WHAT YOU ARE ASKED TO DO
Give only the number of lines that contain the word "icon".

╔══

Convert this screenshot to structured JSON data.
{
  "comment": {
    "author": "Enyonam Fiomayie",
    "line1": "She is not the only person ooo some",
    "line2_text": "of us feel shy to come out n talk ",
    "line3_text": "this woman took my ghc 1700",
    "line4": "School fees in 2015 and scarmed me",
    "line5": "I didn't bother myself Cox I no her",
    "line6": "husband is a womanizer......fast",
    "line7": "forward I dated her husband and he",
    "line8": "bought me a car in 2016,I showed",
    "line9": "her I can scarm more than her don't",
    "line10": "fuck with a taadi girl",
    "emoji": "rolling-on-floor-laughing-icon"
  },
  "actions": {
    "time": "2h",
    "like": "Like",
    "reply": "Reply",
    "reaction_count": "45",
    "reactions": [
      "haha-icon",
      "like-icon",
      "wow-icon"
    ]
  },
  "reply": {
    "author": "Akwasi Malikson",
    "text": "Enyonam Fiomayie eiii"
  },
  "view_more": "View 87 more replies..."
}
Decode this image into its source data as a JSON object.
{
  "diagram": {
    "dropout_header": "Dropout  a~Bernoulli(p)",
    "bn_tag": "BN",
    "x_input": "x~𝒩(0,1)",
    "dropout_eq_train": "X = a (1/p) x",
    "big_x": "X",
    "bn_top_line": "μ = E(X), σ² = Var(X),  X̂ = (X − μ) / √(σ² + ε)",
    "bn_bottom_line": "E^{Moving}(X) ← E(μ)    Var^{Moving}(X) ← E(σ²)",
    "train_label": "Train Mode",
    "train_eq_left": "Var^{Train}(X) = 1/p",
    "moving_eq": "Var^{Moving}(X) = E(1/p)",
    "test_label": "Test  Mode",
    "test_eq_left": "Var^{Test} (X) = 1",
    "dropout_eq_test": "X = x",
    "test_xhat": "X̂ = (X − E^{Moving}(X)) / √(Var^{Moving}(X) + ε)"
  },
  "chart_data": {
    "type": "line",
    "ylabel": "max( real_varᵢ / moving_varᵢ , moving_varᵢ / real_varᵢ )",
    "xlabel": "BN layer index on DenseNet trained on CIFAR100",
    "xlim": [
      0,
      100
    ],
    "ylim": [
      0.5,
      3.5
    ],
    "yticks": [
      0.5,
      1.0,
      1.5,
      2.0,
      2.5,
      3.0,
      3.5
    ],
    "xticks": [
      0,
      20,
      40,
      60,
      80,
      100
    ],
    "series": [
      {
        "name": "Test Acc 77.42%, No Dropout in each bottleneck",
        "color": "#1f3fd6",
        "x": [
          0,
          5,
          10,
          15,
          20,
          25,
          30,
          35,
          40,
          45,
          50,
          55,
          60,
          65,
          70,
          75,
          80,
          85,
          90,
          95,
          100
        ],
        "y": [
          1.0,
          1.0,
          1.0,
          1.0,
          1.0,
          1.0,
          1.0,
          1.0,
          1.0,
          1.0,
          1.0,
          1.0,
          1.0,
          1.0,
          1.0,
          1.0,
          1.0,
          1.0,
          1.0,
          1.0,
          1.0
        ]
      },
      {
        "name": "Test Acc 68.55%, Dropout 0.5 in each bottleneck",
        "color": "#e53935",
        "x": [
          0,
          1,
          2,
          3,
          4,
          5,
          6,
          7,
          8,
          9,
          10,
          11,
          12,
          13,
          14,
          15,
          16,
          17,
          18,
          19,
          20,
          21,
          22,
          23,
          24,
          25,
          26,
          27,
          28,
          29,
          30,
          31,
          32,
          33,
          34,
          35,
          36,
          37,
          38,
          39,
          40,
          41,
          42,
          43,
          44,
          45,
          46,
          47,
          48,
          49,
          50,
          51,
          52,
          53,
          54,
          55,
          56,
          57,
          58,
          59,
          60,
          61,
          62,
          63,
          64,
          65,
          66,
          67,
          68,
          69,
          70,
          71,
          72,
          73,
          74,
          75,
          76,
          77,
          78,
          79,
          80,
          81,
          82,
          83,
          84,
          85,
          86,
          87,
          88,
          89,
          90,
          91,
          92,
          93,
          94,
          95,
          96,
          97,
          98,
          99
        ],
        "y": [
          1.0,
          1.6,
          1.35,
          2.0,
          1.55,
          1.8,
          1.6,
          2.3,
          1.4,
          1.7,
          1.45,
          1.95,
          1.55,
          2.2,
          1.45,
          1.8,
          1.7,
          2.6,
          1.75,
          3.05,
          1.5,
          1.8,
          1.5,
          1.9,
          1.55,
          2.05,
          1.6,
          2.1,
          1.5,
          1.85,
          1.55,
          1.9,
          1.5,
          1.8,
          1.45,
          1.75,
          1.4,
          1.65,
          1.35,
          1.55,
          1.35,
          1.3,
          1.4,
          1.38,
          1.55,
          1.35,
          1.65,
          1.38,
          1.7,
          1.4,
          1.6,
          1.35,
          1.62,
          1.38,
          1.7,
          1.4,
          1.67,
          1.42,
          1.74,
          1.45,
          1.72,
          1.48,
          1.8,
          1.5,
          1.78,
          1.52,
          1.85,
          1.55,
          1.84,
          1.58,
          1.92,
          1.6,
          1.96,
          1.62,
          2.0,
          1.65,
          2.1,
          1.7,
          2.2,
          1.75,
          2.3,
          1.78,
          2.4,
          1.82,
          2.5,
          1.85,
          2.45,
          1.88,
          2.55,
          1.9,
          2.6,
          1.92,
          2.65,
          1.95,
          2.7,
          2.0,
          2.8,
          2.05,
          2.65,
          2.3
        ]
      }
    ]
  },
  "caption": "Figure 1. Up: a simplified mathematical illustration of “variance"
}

╚══

THE REPLY
4